▶ [WORK INSTRUCTIONS]: Below, find each line holding "Adjusted" and state how many there are, using the number alone.

Items from a data source

┌────────

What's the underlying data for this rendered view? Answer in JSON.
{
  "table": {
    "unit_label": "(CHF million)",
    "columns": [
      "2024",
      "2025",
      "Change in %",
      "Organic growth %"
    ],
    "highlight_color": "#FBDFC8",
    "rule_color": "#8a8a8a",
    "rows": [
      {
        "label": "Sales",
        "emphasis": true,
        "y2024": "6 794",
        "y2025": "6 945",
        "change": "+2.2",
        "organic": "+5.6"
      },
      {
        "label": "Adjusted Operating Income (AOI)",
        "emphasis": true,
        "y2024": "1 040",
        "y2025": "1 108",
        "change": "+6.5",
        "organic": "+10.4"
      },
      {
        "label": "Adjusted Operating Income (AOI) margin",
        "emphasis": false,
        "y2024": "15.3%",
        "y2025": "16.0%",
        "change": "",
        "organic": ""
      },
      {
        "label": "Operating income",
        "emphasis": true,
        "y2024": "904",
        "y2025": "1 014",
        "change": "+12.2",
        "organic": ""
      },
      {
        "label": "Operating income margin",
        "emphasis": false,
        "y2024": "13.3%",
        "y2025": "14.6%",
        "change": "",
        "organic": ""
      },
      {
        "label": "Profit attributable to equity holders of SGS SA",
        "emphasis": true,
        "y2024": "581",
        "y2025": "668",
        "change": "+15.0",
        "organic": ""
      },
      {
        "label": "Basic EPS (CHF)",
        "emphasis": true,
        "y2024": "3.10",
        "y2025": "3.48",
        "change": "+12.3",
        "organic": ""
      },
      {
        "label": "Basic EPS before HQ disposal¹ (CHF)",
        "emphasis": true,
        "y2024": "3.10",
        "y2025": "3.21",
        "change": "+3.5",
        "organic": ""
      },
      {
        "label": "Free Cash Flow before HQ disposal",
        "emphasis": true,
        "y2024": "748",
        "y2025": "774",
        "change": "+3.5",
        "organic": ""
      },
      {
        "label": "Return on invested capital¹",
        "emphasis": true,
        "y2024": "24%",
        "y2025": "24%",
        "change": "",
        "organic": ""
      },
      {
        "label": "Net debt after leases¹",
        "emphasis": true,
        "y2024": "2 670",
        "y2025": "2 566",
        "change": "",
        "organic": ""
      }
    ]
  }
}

└────────

▶ [FULL OUTPUT]: 2